» Dataset items
>> START
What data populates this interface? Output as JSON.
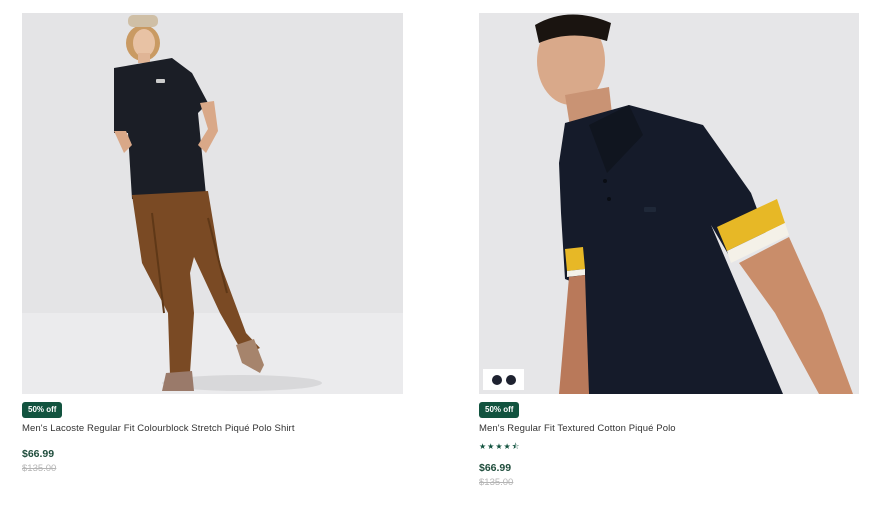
{
  "products": [
    {
      "image_alt": "Man in black polo shirt and brown corduroy trousers",
      "discount_badge": "50% off",
      "title": "Men's Lacoste Regular Fit Colourblock Stretch Piqué Polo Shirt",
      "price": "$66.99",
      "original_price": "$135.00"
    },
    {
      "image_alt": "Man in navy polo shirt with yellow sleeve stripe",
      "swatch_colors": [
        "#1e2230",
        "#1e2230"
      ],
      "discount_badge": "50% off",
      "title": "Men's Regular Fit Textured Cotton Piqué Polo",
      "rating_stars": "★★★★⯪",
      "rating_value": 4.5,
      "price": "$66.99",
      "original_price": "$135.00"
    }
  ],
  "colors": {
    "badge_bg": "#12533f",
    "price": "#1f4d3c",
    "old_price": "#b5b5b5",
    "image_bg": "#e3e3e5"
  }
}
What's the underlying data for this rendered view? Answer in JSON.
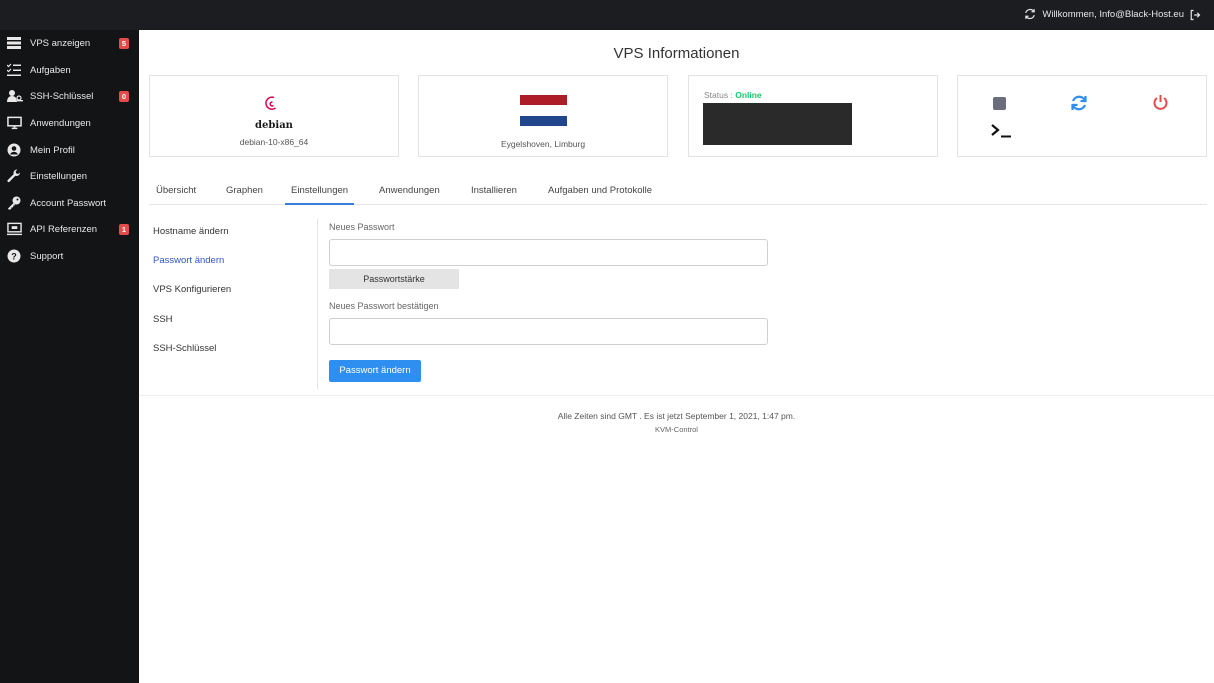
{
  "topbar": {
    "welcome": "Willkommen, Info@Black-Host.eu"
  },
  "sidebar": {
    "items": [
      {
        "label": "VPS anzeigen",
        "icon": "server-icon",
        "badge": "5"
      },
      {
        "label": "Aufgaben",
        "icon": "tasks-icon",
        "badge": ""
      },
      {
        "label": "SSH-Schlüssel",
        "icon": "users-key-icon",
        "badge": "0"
      },
      {
        "label": "Anwendungen",
        "icon": "monitor-icon",
        "badge": ""
      },
      {
        "label": "Mein Profil",
        "icon": "user-circle-icon",
        "badge": ""
      },
      {
        "label": "Einstellungen",
        "icon": "wrench-icon",
        "badge": ""
      },
      {
        "label": "Account Passwort",
        "icon": "key-icon",
        "badge": ""
      },
      {
        "label": "API Referenzen",
        "icon": "api-icon",
        "badge": "1"
      },
      {
        "label": "Support",
        "icon": "help-icon",
        "badge": ""
      }
    ]
  },
  "main": {
    "title": "VPS Informationen",
    "os": {
      "logo_text": "debian",
      "name": "debian-10-x86_64"
    },
    "location": "Eygelshoven, Limburg",
    "status": {
      "label": "Status :",
      "value": "Online",
      "value_color": "#19c86b"
    },
    "tabs": [
      {
        "label": "Übersicht"
      },
      {
        "label": "Graphen"
      },
      {
        "label": "Einstellungen"
      },
      {
        "label": "Anwendungen"
      },
      {
        "label": "Installieren"
      },
      {
        "label": "Aufgaben und Protokolle"
      }
    ],
    "active_tab": "Einstellungen",
    "submenu": [
      {
        "label": "Hostname ändern"
      },
      {
        "label": "Passwort ändern"
      },
      {
        "label": "VPS Konfigurieren"
      },
      {
        "label": "SSH"
      },
      {
        "label": "SSH-Schlüssel"
      }
    ],
    "form": {
      "new_password_label": "Neues Passwort",
      "new_password_value": "",
      "strength_label": "Passwortstärke",
      "confirm_label": "Neues Passwort bestätigen",
      "confirm_value": "",
      "submit_label": "Passwort ändern"
    }
  },
  "footer": {
    "time": "Alle Zeiten sind GMT . Es ist jetzt September 1, 2021, 1:47 pm.",
    "brand": "KVM-Control"
  },
  "colors": {
    "accent": "#2f8ff0",
    "badge": "#e44b4b",
    "sidebar_bg": "#131416",
    "online": "#19c86b",
    "power": "#e24a4a"
  }
}
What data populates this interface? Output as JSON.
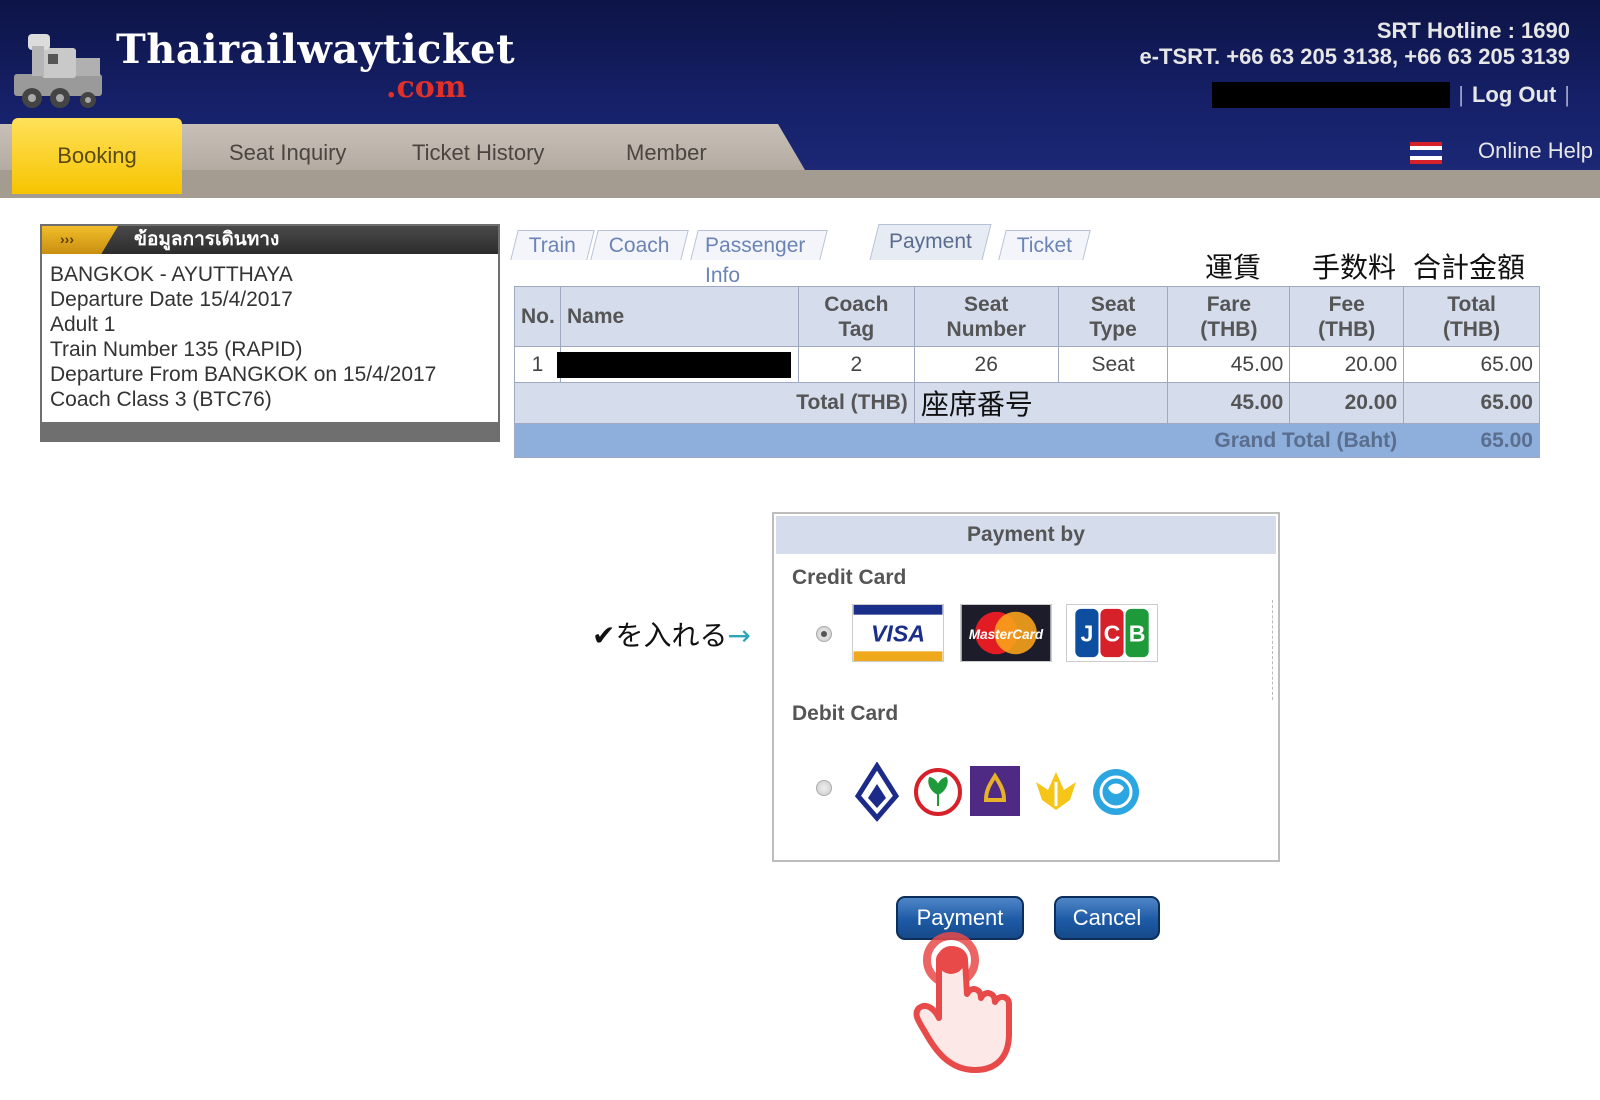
{
  "header": {
    "site_title": "Thairailwayticket",
    "site_suffix": ".com",
    "hotline": "SRT Hotline : 1690",
    "contact": "e-TSRT. +66 63 205 3138, +66 63 205 3139",
    "logout": "Log Out",
    "online_help": "Online Help"
  },
  "nav": {
    "items": [
      "Booking",
      "Seat Inquiry",
      "Ticket History",
      "Member"
    ],
    "active": "Booking"
  },
  "journey": {
    "arrow": "›››",
    "title": "ข้อมูลการเดินทาง",
    "lines": [
      "BANGKOK - AYUTTHAYA",
      "Departure Date 15/4/2017",
      "Adult 1",
      "Train Number 135 (RAPID)",
      "Departure From BANGKOK on 15/4/2017",
      "Coach Class 3 (BTC76)"
    ]
  },
  "steps": {
    "items": [
      "Train",
      "Coach",
      "Passenger Info",
      "Payment",
      "Ticket"
    ],
    "active": "Payment"
  },
  "annotations": {
    "fare": "運賃",
    "fee": "手数料",
    "total_amount": "合計金額",
    "seat_number": "座席番号",
    "check_here": "✔を入れる",
    "arrow": "→"
  },
  "fare_table": {
    "headers": {
      "no": "No.",
      "name": "Name",
      "coach_tag_1": "Coach",
      "coach_tag_2": "Tag",
      "seat_number_1": "Seat",
      "seat_number_2": "Number",
      "seat_type_1": "Seat",
      "seat_type_2": "Type",
      "fare_1": "Fare",
      "fare_2": "(THB)",
      "fee_1": "Fee",
      "fee_2": "(THB)",
      "total_1": "Total",
      "total_2": "(THB)"
    },
    "rows": [
      {
        "no": "1",
        "coach_tag": "2",
        "seat_number": "26",
        "seat_type": "Seat",
        "fare": "45.00",
        "fee": "20.00",
        "total": "65.00"
      }
    ],
    "total_label": "Total (THB)",
    "total_fare": "45.00",
    "total_fee": "20.00",
    "total_total": "65.00",
    "grand_label": "Grand Total (Baht)",
    "grand_value": "65.00"
  },
  "payment": {
    "title": "Payment by",
    "credit_label": "Credit Card",
    "debit_label": "Debit Card",
    "credit_cards": [
      "VISA",
      "MasterCard",
      "JCB"
    ],
    "credit_selected": true,
    "debit_selected": false,
    "bank_icons": [
      "bangkok-bank-icon",
      "kasikorn-bank-icon",
      "scb-bank-icon",
      "krungsri-bank-icon",
      "krungthai-bank-icon"
    ]
  },
  "buttons": {
    "payment": "Payment",
    "cancel": "Cancel"
  },
  "colors": {
    "header_bg": "#16216a",
    "booking_tab": "#f6c400",
    "table_header": "#d5dcec",
    "grand_total_row": "#8eaedc",
    "button_blue": "#1d5aa5",
    "hand_red": "#e84a4a"
  }
}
>> END
Quote the records in their entirety, keeping the wording exact and excluding pictures.

What data populates this interface? Output as JSON.
{
  "products": [
    {
      "image_alt": "Man in black polo shirt and brown corduroy trousers",
      "discount_badge": "50% off",
      "title": "Men's Lacoste Regular Fit Colourblock Stretch Piqué Polo Shirt",
      "price": "$66.99",
      "original_price": "$135.00"
    },
    {
      "image_alt": "Man in navy polo shirt with yellow sleeve stripe",
      "swatch_colors": [
        "#1e2230",
        "#1e2230"
      ],
      "discount_badge": "50% off",
      "title": "Men's Regular Fit Textured Cotton Piqué Polo",
      "rating_stars": "★★★★⯪",
      "rating_value": 4.5,
      "price": "$66.99",
      "original_price": "$135.00"
    }
  ],
  "colors": {
    "badge_bg": "#12533f",
    "price": "#1f4d3c",
    "old_price": "#b5b5b5",
    "image_bg": "#e3e3e5"
  }
}
What's the underlying data for this rendered view? Answer in JSON.
{
  "topbar": {
    "welcome": "Willkommen, Info@Black-Host.eu"
  },
  "sidebar": {
    "items": [
      {
        "label": "VPS anzeigen",
        "icon": "server-icon",
        "badge": "5"
      },
      {
        "label": "Aufgaben",
        "icon": "tasks-icon",
        "badge": ""
      },
      {
        "label": "SSH-Schlüssel",
        "icon": "users-key-icon",
        "badge": "0"
      },
      {
        "label": "Anwendungen",
        "icon": "monitor-icon",
        "badge": ""
      },
      {
        "label": "Mein Profil",
        "icon": "user-circle-icon",
        "badge": ""
      },
      {
        "label": "Einstellungen",
        "icon": "wrench-icon",
        "badge": ""
      },
      {
        "label": "Account Passwort",
        "icon": "key-icon",
        "badge": ""
      },
      {
        "label": "API Referenzen",
        "icon": "api-icon",
        "badge": "1"
      },
      {
        "label": "Support",
        "icon": "help-icon",
        "badge": ""
      }
    ]
  },
  "main": {
    "title": "VPS Informationen",
    "os": {
      "logo_text": "debian",
      "name": "debian-10-x86_64"
    },
    "location": "Eygelshoven, Limburg",
    "status": {
      "label": "Status :",
      "value": "Online",
      "value_color": "#19c86b"
    },
    "tabs": [
      {
        "label": "Übersicht"
      },
      {
        "label": "Graphen"
      },
      {
        "label": "Einstellungen"
      },
      {
        "label": "Anwendungen"
      },
      {
        "label": "Installieren"
      },
      {
        "label": "Aufgaben und Protokolle"
      }
    ],
    "active_tab": "Einstellungen",
    "submenu": [
      {
        "label": "Hostname ändern"
      },
      {
        "label": "Passwort ändern"
      },
      {
        "label": "VPS Konfigurieren"
      },
      {
        "label": "SSH"
      },
      {
        "label": "SSH-Schlüssel"
      }
    ],
    "form": {
      "new_password_label": "Neues Passwort",
      "new_password_value": "",
      "strength_label": "Passwortstärke",
      "confirm_label": "Neues Passwort bestätigen",
      "confirm_value": "",
      "submit_label": "Passwort ändern"
    }
  },
  "footer": {
    "time": "Alle Zeiten sind GMT . Es ist jetzt September 1, 2021, 1:47 pm.",
    "brand": "KVM-Control"
  },
  "colors": {
    "accent": "#2f8ff0",
    "badge": "#e44b4b",
    "sidebar_bg": "#131416",
    "online": "#19c86b",
    "power": "#e24a4a"
  }
}
What data populates this interface? Output as JSON.
{
  "header": {
    "site_title": "Thairailwayticket",
    "site_suffix": ".com",
    "hotline": "SRT Hotline : 1690",
    "contact": "e-TSRT. +66 63 205 3138, +66 63 205 3139",
    "logout": "Log Out",
    "online_help": "Online Help"
  },
  "nav": {
    "items": [
      "Booking",
      "Seat Inquiry",
      "Ticket History",
      "Member"
    ],
    "active": "Booking"
  },
  "journey": {
    "arrow": "›››",
    "title": "ข้อมูลการเดินทาง",
    "lines": [
      "BANGKOK - AYUTTHAYA",
      "Departure Date 15/4/2017",
      "Adult 1",
      "Train Number 135 (RAPID)",
      "Departure From BANGKOK on 15/4/2017",
      "Coach Class 3 (BTC76)"
    ]
  },
  "steps": {
    "items": [
      "Train",
      "Coach",
      "Passenger Info",
      "Payment",
      "Ticket"
    ],
    "active": "Payment"
  },
  "annotations": {
    "fare": "運賃",
    "fee": "手数料",
    "total_amount": "合計金額",
    "seat_number": "座席番号",
    "check_here": "✔を入れる",
    "arrow": "→"
  },
  "fare_table": {
    "headers": {
      "no": "No.",
      "name": "Name",
      "coach_tag_1": "Coach",
      "coach_tag_2": "Tag",
      "seat_number_1": "Seat",
      "seat_number_2": "Number",
      "seat_type_1": "Seat",
      "seat_type_2": "Type",
      "fare_1": "Fare",
      "fare_2": "(THB)",
      "fee_1": "Fee",
      "fee_2": "(THB)",
      "total_1": "Total",
      "total_2": "(THB)"
    },
    "rows": [
      {
        "no": "1",
        "coach_tag": "2",
        "seat_number": "26",
        "seat_type": "Seat",
        "fare": "45.00",
        "fee": "20.00",
        "total": "65.00"
      }
    ],
    "total_label": "Total (THB)",
    "total_fare": "45.00",
    "total_fee": "20.00",
    "total_total": "65.00",
    "grand_label": "Grand Total (Baht)",
    "grand_value": "65.00"
  },
  "payment": {
    "title": "Payment by",
    "credit_label": "Credit Card",
    "debit_label": "Debit Card",
    "credit_cards": [
      "VISA",
      "MasterCard",
      "JCB"
    ],
    "credit_selected": true,
    "debit_selected": false,
    "bank_icons": [
      "bangkok-bank-icon",
      "kasikorn-bank-icon",
      "scb-bank-icon",
      "krungsri-bank-icon",
      "krungthai-bank-icon"
    ]
  },
  "buttons": {
    "payment": "Payment",
    "cancel": "Cancel"
  },
  "colors": {
    "header_bg": "#16216a",
    "booking_tab": "#f6c400",
    "table_header": "#d5dcec",
    "grand_total_row": "#8eaedc",
    "button_blue": "#1d5aa5",
    "hand_red": "#e84a4a"
  }
}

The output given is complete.